ENTRIES SHOWN:
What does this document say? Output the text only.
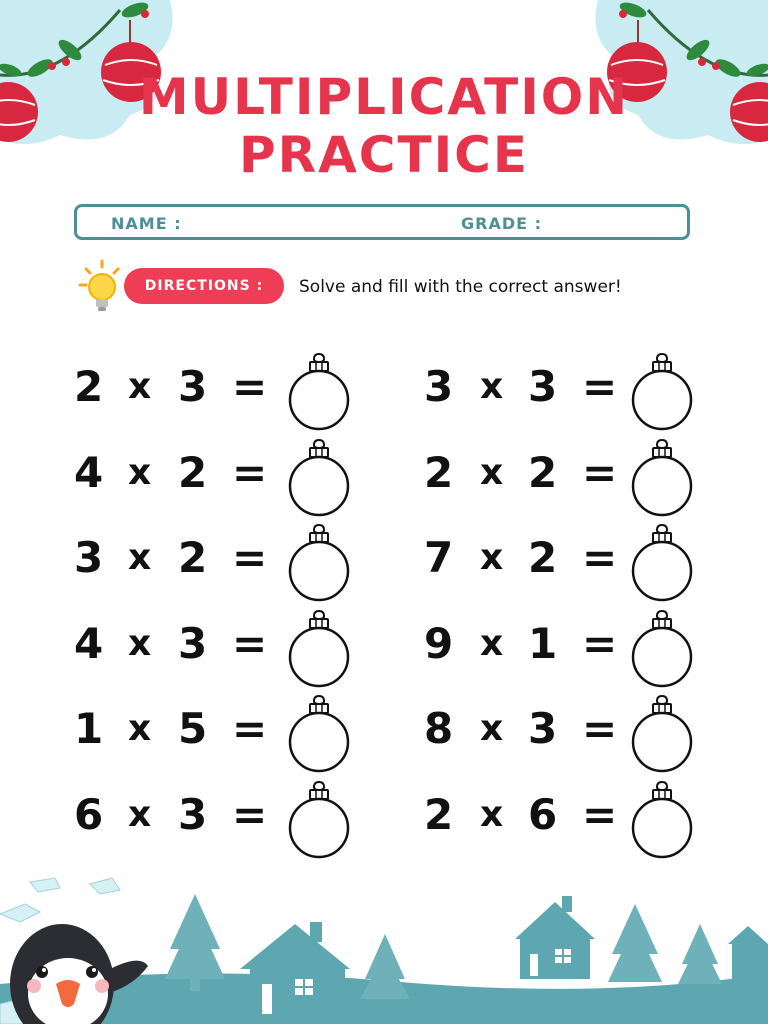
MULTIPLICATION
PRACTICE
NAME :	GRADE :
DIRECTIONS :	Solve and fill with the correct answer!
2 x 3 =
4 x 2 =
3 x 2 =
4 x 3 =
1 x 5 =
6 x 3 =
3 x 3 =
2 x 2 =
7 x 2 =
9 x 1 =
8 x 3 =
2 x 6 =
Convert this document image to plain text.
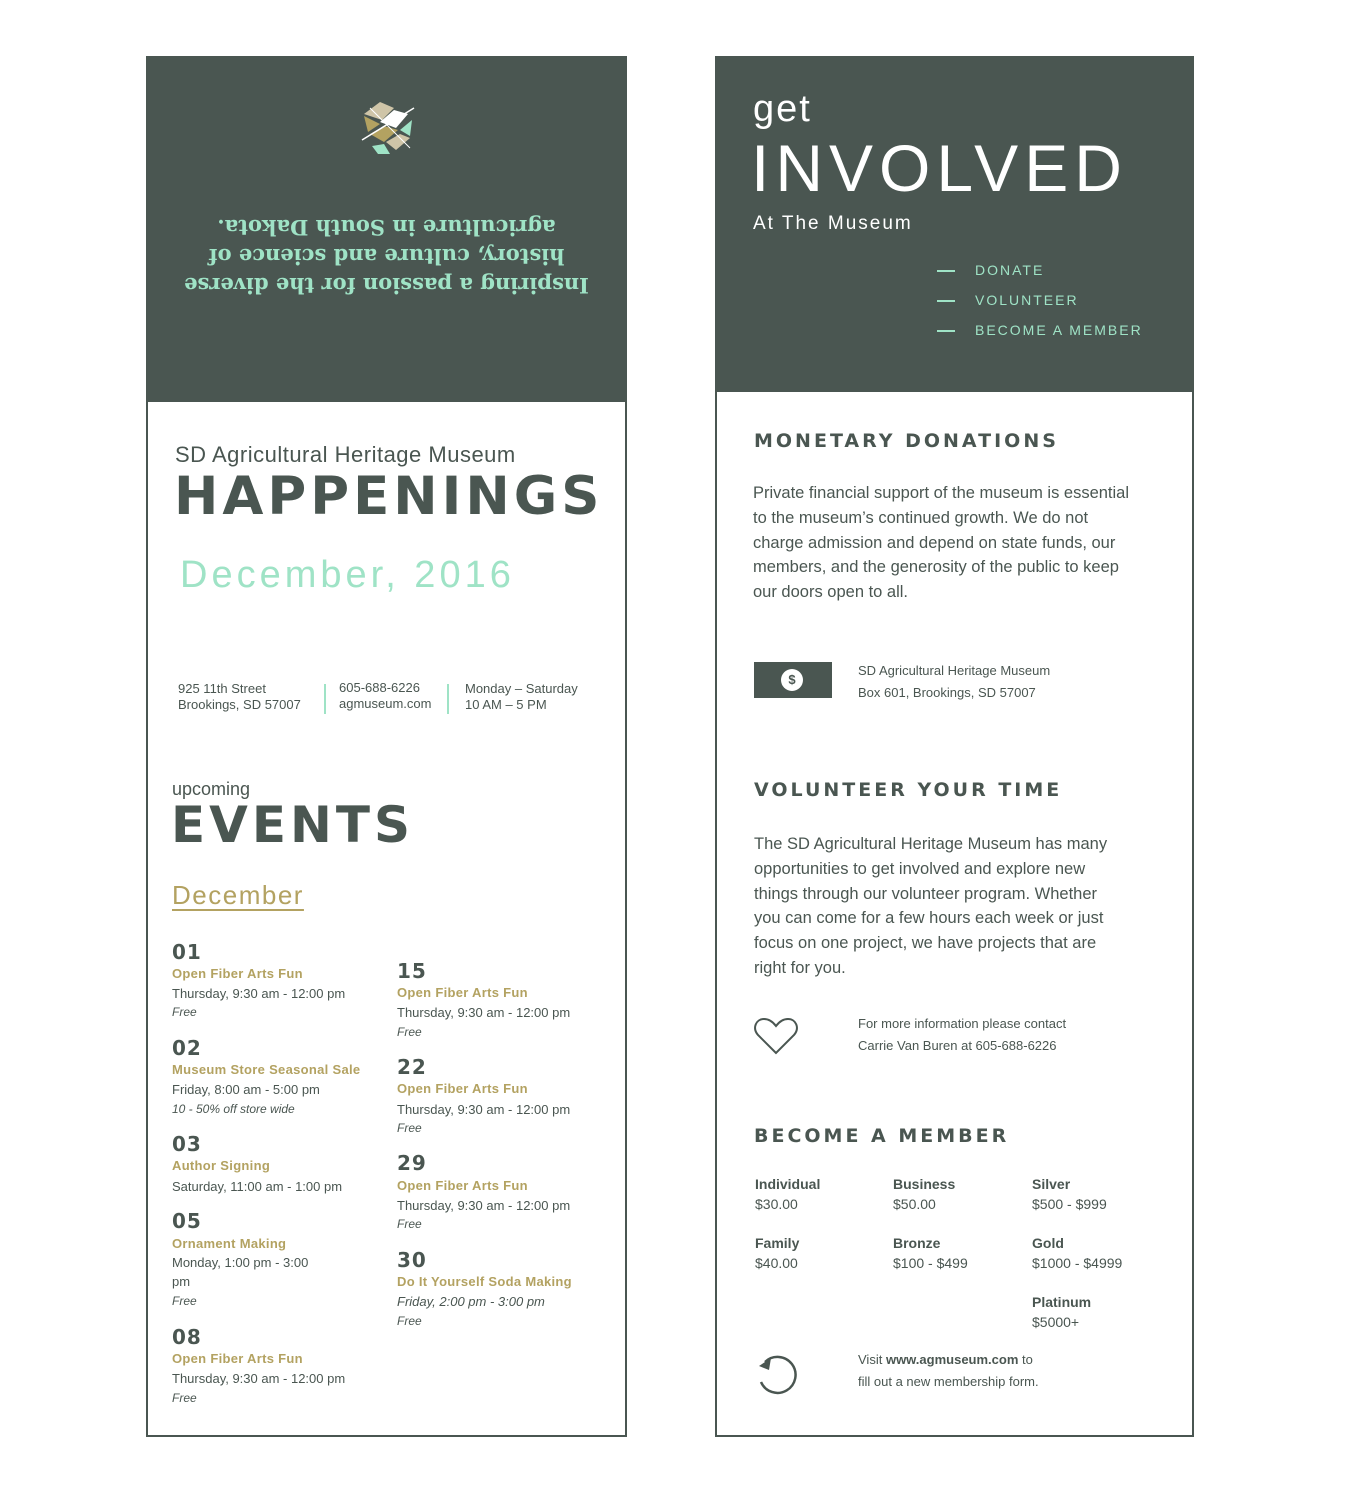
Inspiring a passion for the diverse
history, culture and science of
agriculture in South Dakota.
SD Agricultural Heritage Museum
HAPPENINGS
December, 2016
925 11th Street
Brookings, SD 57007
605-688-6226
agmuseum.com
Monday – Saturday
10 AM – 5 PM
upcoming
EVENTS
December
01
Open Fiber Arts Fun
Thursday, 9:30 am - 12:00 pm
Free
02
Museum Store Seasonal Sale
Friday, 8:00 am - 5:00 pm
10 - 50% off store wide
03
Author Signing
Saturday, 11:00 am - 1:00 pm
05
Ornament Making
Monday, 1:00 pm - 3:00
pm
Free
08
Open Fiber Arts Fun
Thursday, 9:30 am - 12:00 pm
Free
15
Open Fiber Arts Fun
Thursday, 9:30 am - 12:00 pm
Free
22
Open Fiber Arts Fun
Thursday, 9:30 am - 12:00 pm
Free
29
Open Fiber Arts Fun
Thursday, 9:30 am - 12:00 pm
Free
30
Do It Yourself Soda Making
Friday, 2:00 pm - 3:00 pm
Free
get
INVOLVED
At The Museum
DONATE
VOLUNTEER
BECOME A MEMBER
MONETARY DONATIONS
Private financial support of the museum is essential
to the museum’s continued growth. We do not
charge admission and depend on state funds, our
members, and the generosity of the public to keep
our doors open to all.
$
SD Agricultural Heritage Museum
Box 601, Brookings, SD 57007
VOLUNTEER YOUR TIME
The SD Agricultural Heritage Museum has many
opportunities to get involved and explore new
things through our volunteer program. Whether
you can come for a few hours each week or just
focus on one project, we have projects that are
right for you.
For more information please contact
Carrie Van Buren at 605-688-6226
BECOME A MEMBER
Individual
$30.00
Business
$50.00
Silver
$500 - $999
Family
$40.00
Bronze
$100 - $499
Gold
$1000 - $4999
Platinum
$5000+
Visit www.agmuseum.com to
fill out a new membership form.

AIM: Find each line holding the string "Making" and copy it out.

SOLUTION TO THIS TASK:
Ornament Making
Do It Yourself Soda Making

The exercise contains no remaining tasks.